--- begin INFORMATION GIVEN ---
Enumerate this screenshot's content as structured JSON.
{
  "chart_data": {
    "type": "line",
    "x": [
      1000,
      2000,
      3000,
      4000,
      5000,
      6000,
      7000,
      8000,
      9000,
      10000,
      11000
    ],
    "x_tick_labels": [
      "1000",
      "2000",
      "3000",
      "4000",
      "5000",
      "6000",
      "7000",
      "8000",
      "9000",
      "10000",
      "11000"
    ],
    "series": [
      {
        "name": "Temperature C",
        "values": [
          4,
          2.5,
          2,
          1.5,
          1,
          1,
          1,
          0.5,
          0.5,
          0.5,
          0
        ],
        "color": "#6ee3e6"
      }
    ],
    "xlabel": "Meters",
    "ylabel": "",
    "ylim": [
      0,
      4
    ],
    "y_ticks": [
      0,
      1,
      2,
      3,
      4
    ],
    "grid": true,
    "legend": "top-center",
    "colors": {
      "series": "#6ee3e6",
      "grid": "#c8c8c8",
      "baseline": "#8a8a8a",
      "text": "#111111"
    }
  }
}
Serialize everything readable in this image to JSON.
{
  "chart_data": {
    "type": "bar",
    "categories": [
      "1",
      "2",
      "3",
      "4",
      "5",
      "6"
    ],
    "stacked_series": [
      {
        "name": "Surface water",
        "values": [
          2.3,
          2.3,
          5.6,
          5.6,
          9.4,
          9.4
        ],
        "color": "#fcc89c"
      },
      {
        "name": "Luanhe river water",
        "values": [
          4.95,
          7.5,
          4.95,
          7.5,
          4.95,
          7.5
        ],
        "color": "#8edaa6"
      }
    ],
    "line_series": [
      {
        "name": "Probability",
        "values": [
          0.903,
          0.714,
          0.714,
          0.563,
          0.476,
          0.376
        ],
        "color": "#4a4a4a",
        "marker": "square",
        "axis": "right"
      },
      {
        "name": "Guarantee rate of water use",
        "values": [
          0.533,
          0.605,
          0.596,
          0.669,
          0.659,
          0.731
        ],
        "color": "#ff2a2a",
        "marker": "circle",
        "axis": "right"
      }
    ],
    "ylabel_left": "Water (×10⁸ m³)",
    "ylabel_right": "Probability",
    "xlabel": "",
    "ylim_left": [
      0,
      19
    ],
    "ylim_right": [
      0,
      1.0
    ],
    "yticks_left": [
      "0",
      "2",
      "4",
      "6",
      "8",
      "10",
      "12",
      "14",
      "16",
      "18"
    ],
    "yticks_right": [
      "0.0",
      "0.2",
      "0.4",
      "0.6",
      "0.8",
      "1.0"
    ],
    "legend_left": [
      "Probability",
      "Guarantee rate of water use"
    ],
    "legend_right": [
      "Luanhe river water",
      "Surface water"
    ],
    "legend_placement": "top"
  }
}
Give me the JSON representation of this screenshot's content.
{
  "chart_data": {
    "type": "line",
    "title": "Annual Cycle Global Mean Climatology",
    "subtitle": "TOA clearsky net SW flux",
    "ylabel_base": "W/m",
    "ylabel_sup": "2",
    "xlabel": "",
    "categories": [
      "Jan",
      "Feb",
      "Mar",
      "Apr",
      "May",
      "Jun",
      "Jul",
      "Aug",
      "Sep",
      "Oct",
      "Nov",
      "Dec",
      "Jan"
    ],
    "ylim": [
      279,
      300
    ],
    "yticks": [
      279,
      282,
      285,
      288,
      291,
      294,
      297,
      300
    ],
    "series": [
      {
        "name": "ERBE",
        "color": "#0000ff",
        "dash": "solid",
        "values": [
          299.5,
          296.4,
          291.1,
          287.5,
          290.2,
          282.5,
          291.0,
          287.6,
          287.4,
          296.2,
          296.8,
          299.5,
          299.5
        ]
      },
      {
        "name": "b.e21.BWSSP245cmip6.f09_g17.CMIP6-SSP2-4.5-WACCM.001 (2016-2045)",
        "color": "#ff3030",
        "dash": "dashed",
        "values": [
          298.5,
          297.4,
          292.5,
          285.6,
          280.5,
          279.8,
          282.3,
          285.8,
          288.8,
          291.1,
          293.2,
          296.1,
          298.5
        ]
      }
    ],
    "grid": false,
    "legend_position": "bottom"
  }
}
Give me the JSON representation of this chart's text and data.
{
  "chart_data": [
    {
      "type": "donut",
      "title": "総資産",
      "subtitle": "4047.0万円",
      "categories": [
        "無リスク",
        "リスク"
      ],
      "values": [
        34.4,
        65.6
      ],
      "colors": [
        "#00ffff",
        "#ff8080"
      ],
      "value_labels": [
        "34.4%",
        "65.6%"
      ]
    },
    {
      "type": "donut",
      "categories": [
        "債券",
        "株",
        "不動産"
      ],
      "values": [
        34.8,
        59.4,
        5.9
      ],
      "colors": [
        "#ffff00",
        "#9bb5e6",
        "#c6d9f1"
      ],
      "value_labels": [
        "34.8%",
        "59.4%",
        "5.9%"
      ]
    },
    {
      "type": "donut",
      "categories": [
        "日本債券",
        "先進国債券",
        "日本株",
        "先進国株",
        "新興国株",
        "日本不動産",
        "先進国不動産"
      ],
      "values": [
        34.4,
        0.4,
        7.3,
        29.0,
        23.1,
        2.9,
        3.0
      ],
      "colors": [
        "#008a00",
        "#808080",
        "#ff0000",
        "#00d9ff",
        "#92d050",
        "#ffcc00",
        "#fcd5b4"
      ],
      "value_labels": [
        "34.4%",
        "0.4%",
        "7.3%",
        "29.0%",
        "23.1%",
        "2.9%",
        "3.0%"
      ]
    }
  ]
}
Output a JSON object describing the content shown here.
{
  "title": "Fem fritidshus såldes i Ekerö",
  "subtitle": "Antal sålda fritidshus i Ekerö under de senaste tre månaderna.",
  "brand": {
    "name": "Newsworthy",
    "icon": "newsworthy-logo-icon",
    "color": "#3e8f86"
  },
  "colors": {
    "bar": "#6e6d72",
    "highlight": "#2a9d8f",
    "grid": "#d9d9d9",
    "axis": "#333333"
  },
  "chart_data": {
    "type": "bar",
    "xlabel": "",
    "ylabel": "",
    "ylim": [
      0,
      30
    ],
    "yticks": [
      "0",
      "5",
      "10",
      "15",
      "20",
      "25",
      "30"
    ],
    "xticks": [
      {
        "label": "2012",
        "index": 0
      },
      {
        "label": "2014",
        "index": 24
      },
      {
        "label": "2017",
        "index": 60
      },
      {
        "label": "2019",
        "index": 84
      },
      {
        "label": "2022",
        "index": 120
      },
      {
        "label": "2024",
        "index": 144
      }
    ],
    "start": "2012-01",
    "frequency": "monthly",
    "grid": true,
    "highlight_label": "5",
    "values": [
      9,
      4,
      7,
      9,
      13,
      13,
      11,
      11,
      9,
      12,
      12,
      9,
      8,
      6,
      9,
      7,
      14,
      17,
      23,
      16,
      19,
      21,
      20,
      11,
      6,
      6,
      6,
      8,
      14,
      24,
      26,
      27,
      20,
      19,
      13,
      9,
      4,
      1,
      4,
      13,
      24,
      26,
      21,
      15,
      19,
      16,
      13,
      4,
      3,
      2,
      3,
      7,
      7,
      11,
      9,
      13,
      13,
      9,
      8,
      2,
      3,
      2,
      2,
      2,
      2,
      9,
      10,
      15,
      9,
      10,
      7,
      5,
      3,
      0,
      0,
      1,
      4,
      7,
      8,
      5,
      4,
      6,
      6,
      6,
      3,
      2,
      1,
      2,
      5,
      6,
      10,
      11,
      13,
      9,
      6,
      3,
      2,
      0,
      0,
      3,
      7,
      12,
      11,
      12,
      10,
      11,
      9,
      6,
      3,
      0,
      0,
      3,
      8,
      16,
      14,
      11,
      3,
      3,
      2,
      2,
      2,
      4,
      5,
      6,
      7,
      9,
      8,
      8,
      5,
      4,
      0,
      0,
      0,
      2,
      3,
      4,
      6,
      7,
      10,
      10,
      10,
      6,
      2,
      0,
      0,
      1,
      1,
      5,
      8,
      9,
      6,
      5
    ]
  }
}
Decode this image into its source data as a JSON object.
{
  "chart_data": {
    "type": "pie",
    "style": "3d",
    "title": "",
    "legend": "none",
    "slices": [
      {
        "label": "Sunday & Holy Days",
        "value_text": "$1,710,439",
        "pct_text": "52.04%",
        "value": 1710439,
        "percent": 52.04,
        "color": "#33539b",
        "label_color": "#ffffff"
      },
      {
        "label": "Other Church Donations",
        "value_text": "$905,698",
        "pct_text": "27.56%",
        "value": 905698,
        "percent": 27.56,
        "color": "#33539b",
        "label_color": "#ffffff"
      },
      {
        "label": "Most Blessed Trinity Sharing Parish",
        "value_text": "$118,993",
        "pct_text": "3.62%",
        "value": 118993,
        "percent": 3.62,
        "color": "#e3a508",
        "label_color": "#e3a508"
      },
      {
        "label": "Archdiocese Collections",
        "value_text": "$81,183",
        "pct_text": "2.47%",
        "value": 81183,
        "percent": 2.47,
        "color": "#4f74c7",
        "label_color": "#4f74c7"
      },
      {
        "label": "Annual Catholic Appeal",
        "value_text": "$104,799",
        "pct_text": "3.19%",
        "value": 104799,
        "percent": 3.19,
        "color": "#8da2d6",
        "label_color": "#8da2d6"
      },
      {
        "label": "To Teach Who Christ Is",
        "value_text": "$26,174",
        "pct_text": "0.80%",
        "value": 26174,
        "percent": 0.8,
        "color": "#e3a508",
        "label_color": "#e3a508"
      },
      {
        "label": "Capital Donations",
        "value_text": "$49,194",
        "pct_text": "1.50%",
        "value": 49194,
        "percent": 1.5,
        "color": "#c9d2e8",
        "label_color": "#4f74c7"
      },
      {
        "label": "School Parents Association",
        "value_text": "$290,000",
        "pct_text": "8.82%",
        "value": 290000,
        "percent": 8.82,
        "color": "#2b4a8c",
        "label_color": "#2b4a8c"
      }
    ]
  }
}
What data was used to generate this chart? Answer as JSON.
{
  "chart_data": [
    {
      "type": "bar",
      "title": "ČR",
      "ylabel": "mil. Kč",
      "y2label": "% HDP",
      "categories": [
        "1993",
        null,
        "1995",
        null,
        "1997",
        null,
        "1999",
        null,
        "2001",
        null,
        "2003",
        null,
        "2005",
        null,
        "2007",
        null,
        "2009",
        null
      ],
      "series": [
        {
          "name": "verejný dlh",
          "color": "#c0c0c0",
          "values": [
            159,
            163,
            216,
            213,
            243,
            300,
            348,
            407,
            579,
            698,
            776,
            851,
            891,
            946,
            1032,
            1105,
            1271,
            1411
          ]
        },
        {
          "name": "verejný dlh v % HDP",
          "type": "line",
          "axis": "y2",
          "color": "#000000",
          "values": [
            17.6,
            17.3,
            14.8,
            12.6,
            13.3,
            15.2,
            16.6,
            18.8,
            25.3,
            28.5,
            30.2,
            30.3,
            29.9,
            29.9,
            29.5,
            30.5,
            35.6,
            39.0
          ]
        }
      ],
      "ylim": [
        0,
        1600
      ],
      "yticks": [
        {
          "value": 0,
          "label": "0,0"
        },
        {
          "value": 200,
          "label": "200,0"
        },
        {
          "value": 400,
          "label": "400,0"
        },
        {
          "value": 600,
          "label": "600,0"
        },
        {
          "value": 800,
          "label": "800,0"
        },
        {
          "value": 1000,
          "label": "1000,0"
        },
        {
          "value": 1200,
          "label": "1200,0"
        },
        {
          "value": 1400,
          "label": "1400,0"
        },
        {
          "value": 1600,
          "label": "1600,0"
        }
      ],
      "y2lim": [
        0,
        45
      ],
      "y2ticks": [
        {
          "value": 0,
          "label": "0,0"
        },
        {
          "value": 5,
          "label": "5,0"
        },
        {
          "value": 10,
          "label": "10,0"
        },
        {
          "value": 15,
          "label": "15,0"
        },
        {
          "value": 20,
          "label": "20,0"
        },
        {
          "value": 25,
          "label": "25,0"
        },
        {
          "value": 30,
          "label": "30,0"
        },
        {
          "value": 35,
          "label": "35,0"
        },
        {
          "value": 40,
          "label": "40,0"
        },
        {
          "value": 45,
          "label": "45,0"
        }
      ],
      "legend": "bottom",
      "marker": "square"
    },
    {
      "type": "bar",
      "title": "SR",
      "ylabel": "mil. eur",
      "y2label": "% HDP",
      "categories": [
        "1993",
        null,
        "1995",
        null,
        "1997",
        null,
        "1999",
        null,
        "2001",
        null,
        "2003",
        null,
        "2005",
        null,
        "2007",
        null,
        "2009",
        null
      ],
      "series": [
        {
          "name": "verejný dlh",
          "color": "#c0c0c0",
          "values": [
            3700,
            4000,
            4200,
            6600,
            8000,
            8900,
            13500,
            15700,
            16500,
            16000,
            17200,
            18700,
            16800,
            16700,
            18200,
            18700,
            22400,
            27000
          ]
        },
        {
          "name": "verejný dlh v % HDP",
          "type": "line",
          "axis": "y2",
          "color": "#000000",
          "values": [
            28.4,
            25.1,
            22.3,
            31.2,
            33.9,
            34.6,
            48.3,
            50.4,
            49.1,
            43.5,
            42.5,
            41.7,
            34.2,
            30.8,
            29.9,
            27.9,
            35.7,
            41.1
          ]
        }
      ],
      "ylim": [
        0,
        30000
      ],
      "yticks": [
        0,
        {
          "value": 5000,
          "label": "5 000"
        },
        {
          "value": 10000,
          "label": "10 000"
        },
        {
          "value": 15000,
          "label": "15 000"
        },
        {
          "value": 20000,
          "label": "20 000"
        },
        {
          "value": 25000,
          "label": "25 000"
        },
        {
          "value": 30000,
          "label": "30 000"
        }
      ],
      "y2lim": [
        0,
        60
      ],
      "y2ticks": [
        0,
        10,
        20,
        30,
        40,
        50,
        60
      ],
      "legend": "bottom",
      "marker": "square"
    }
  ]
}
--- end INFORMATION GIVEN ---
=== CHALLENGE ===
Count the lines of the material that include the word "content", then state only the total.

=== WRITTEN ANSWER ===
3